■ SELECTED EXTRACT:
--------

Last reviewed: 16 August 2025

Differentiating lichen sclerosus from other vulval conditions during clinical examination involves careful assessment of characteristic features and consideration of referral for specialist confirmation.

Lichen sclerosus typically presents as white, atrophic, and shiny plaques on the vulva, often involving the labia minora, clitoral hood, and perianal area, which may cause architectural changes such as fusion or scarring. The skin may appear thin, fragile, and wrinkled, sometimes described as 'cigarette paper' texture. Patients often report intense pruritus and discomfort. These features help distinguish lichen sclerosus from other vulval dermatoses such as lichen simplex chronicus, psoriasis, or contact dermatitis, which have different clinical appearances and distributions 1.

In contrast, lichen simplex chronicus is characterised by thickened, lichenified skin due to chronic scratching, often with hyperpigmentation and excoriations, but lacks the atrophic and sclerotic changes seen in lichen sclerosus 1. Psoriasis typically presents with well-demarcated erythematous plaques with silvery scale, and seborrhoeic dermatitis shows greasy scales on erythematous skin, usually involving other seborrhoeic areas 1. Contact dermatitis often has an acute inflammatory appearance with erythema and vesiculation, related to irritant or allergen exposure 1.

Because clinical features can overlap and lichen sclerosus carries a risk of vulval intraepithelial neoplasia and squamous cell carcinoma, referral to secondary care (dermatology or gynaecology with vulval expertise) is recommended to confirm diagnosis, often by biopsy 1. Early diagnosis is important as very potent topical corticosteroids initiated by specialists are the mainstay of treatment to control symptoms and prevent progression 1.

Recent literature emphasises the diagnostic challenges due to overlapping features among vulval dermatoses and the importance of histopathological confirmation in ambiguous cases (Hoang et al., 2016). Additionally, early recognition of premalignant changes such as vulvar intraepithelial neoplasia, which can coexist or mimic lichen sclerosus, is critical to prevent progression to squamous cell carcinoma (Scurtu et al., 2024). Thus, clinical examination should be thorough, noting lesion morphology, distribution, and any suspicious features such as ulceration or persistent lumps that warrant urgent referral 1; (Hoang et al., 2016); (Scurtu et al., 2024).

--------

■ ENTRIES SUPPLIED:
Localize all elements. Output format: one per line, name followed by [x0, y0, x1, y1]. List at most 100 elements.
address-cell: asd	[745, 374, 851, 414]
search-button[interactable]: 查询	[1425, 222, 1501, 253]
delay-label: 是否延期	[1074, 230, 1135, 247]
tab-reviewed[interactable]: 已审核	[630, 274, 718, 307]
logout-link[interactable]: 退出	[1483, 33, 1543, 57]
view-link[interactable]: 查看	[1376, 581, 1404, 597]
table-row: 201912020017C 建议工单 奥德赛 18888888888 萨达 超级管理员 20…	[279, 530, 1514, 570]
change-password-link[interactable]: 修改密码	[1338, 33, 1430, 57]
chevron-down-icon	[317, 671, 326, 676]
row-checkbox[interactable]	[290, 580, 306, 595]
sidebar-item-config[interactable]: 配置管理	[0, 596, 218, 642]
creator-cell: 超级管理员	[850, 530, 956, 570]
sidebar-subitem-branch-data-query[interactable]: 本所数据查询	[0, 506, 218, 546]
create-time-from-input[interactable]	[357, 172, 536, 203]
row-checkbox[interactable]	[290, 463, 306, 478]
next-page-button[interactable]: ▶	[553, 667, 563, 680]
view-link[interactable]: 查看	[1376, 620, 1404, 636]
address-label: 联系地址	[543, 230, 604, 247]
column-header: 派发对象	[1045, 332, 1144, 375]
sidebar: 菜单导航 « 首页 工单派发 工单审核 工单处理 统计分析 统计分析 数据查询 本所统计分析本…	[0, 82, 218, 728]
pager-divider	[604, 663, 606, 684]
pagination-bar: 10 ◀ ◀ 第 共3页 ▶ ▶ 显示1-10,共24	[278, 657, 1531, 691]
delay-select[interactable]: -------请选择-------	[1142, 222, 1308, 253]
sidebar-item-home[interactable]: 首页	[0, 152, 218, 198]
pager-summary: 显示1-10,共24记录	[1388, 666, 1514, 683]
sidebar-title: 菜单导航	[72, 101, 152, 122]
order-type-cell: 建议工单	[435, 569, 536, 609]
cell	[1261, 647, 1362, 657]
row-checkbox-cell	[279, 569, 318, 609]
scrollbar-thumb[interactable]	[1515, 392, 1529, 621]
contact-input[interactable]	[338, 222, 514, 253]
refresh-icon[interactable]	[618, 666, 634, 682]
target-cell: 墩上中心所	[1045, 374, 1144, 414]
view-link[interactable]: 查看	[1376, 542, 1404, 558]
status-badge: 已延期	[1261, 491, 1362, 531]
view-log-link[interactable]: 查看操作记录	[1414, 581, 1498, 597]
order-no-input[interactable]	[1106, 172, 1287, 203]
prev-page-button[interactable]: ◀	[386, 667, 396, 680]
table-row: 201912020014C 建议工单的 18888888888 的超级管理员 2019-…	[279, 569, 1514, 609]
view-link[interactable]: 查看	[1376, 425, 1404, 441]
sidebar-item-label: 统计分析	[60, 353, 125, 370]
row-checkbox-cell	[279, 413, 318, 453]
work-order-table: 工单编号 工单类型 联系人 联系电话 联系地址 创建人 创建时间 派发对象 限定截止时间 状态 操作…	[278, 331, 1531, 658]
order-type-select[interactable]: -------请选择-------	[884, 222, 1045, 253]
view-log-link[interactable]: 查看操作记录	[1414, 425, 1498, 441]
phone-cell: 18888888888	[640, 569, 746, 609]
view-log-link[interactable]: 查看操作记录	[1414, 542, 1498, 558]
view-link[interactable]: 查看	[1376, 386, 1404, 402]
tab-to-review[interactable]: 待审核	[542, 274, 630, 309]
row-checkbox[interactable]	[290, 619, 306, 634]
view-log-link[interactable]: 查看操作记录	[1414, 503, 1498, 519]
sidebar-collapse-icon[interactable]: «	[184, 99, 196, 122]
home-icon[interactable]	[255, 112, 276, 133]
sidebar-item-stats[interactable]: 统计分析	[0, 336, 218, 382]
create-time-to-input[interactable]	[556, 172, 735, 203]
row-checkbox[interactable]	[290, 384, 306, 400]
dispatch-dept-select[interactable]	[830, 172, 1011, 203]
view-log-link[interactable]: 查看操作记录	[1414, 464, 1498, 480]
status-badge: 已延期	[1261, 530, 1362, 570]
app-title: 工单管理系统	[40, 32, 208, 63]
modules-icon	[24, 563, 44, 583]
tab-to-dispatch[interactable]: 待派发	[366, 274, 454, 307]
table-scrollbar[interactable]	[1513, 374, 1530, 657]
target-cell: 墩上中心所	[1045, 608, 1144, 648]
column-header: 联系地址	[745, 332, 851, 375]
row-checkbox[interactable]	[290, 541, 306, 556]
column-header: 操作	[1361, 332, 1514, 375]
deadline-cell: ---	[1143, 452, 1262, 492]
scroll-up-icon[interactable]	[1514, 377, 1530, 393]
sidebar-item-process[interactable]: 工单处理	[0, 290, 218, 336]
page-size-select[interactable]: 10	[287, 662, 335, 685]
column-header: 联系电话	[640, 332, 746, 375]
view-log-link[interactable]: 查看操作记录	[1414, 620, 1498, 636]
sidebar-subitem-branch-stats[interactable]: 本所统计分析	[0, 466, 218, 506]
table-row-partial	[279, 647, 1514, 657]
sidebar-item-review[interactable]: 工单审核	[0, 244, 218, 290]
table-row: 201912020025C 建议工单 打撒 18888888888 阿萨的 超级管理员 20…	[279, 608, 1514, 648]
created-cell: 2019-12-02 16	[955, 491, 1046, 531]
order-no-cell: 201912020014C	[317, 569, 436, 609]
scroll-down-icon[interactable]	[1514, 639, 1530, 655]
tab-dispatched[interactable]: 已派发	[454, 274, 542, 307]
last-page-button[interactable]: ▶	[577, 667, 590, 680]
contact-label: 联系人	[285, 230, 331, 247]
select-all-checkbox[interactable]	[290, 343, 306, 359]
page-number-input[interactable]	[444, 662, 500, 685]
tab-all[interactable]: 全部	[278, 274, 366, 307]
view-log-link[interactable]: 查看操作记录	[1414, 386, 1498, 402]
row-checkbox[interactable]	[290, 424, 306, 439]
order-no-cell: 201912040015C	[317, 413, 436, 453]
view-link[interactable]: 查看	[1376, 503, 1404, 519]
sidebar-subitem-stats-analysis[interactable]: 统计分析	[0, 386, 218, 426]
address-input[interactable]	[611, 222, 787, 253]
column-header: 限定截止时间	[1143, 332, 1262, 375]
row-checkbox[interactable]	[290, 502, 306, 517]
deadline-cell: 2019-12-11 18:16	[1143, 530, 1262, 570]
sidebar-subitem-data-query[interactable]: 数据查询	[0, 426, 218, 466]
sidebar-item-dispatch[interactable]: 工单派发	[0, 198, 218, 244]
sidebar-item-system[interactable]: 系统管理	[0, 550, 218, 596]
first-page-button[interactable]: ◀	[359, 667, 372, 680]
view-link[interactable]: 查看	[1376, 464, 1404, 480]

--------

■ COMPLETE THE FOLLOWING:
1. In the passage on lichen sclerosus, what texture is the thin, fragile, wrinkled skin sometimes compared to?
2. Quote the passage on lichen sclerosus word for word, starting at "Last reviewed: 16" and ending at "and distributions 1.".

■ SOLUTIONS TO THE PROBLEMS:
1. It is sometimes described as having a 'cigarette paper' texture.

2.
Last reviewed: 16 August 2025

Differentiating lichen sclerosus from other vulval conditions during clinical examination involves careful assessment of characteristic features and consideration of referral for specialist confirmation.

Lichen sclerosus typically presents as white, atrophic, and shiny plaques on the vulva, often involving the labia minora, clitoral hood, and perianal area, which may cause architectural changes such as fusion or scarring. The skin may appear thin, fragile, and wrinkled, sometimes described as 'cigarette paper' texture. Patients often report intense pruritus and discomfort. These features help distinguish lichen sclerosus from other vulval dermatoses such as lichen simplex chronicus, psoriasis, or contact dermatitis, which have different clinical appearances and distributions 1.